## Exercise
All of the data needs to be repeated exactly.

## Records for this exercise
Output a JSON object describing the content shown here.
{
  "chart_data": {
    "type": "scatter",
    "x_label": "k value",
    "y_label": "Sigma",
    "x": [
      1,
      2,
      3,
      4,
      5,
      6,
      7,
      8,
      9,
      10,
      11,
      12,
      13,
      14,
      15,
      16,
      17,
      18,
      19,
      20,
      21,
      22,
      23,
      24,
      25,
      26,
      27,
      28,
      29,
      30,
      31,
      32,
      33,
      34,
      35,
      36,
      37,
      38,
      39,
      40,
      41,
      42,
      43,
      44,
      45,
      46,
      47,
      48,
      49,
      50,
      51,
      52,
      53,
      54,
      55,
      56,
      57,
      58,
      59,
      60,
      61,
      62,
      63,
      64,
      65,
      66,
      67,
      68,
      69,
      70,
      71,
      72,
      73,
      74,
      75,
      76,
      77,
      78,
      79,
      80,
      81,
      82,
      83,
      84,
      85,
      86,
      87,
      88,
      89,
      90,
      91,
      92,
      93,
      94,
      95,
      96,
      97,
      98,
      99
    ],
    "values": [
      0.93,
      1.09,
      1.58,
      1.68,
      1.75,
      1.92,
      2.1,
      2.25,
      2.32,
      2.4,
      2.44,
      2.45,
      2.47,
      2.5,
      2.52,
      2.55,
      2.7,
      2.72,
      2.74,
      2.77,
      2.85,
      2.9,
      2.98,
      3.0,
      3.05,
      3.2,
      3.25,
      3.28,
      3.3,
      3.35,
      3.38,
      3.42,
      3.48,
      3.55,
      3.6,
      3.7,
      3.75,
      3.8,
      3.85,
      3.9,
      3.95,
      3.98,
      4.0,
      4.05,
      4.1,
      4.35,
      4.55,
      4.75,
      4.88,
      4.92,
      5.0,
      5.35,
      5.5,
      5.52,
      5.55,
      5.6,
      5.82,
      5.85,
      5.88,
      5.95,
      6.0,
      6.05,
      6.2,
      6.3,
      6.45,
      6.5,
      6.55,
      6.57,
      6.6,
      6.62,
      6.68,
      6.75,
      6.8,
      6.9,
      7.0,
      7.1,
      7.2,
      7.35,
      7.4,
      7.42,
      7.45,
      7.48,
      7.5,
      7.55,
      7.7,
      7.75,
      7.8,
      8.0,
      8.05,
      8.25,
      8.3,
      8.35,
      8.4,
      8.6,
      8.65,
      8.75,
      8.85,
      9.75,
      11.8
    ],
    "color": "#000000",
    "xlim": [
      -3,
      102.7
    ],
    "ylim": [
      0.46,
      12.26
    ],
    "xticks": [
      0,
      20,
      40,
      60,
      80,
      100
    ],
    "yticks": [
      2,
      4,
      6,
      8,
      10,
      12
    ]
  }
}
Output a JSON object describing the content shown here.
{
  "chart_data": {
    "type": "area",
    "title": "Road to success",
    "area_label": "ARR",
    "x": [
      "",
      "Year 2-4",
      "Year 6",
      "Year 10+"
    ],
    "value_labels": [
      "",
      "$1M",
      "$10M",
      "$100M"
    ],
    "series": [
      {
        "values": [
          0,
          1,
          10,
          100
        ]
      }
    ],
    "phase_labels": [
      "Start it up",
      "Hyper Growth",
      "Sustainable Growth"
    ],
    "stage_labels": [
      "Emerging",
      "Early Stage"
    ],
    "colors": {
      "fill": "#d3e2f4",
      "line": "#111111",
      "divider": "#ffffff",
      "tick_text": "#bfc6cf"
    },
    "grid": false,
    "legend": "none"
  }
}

## Task answer
Output a JSON object describing the content shown here.
{
  "chart_data": {
    "type": "scatter",
    "x_label": "k value",
    "y_label": "Sigma",
    "x": [
      1,
      2,
      3,
      4,
      5,
      6,
      7,
      8,
      9,
      10,
      11,
      12,
      13,
      14,
      15,
      16,
      17,
      18,
      19,
      20,
      21,
      22,
      23,
      24,
      25,
      26,
      27,
      28,
      29,
      30,
      31,
      32,
      33,
      34,
      35,
      36,
      37,
      38,
      39,
      40,
      41,
      42,
      43,
      44,
      45,
      46,
      47,
      48,
      49,
      50,
      51,
      52,
      53,
      54,
      55,
      56,
      57,
      58,
      59,
      60,
      61,
      62,
      63,
      64,
      65,
      66,
      67,
      68,
      69,
      70,
      71,
      72,
      73,
      74,
      75,
      76,
      77,
      78,
      79,
      80,
      81,
      82,
      83,
      84,
      85,
      86,
      87,
      88,
      89,
      90,
      91,
      92,
      93,
      94,
      95,
      96,
      97,
      98,
      99
    ],
    "values": [
      0.93,
      1.09,
      1.58,
      1.68,
      1.75,
      1.92,
      2.1,
      2.25,
      2.32,
      2.4,
      2.44,
      2.45,
      2.47,
      2.5,
      2.52,
      2.55,
      2.7,
      2.72,
      2.74,
      2.77,
      2.85,
      2.9,
      2.98,
      3.0,
      3.05,
      3.2,
      3.25,
      3.28,
      3.3,
      3.35,
      3.38,
      3.42,
      3.48,
      3.55,
      3.6,
      3.7,
      3.75,
      3.8,
      3.85,
      3.9,
      3.95,
      3.98,
      4.0,
      4.05,
      4.1,
      4.35,
      4.55,
      4.75,
      4.88,
      4.92,
      5.0,
      5.35,
      5.5,
      5.52,
      5.55,
      5.6,
      5.82,
      5.85,
      5.88,
      5.95,
      6.0,
      6.05,
      6.2,
      6.3,
      6.45,
      6.5,
      6.55,
      6.57,
      6.6,
      6.62,
      6.68,
      6.75,
      6.8,
      6.9,
      7.0,
      7.1,
      7.2,
      7.35,
      7.4,
      7.42,
      7.45,
      7.48,
      7.5,
      7.55,
      7.7,
      7.75,
      7.8,
      8.0,
      8.05,
      8.25,
      8.3,
      8.35,
      8.4,
      8.6,
      8.65,
      8.75,
      8.85,
      9.75,
      11.8
    ],
    "color": "#000000",
    "xlim": [
      -3,
      102.7
    ],
    "ylim": [
      0.46,
      12.26
    ],
    "xticks": [
      0,
      20,
      40,
      60,
      80,
      100
    ],
    "yticks": [
      2,
      4,
      6,
      8,
      10,
      12
    ]
  }
}
Output a JSON object describing the content shown here.
{
  "chart_data": {
    "type": "area",
    "title": "Road to success",
    "area_label": "ARR",
    "x": [
      "",
      "Year 2-4",
      "Year 6",
      "Year 10+"
    ],
    "value_labels": [
      "",
      "$1M",
      "$10M",
      "$100M"
    ],
    "series": [
      {
        "values": [
          0,
          1,
          10,
          100
        ]
      }
    ],
    "phase_labels": [
      "Start it up",
      "Hyper Growth",
      "Sustainable Growth"
    ],
    "stage_labels": [
      "Emerging",
      "Early Stage"
    ],
    "colors": {
      "fill": "#d3e2f4",
      "line": "#111111",
      "divider": "#ffffff",
      "tick_text": "#bfc6cf"
    },
    "grid": false,
    "legend": "none"
  }
}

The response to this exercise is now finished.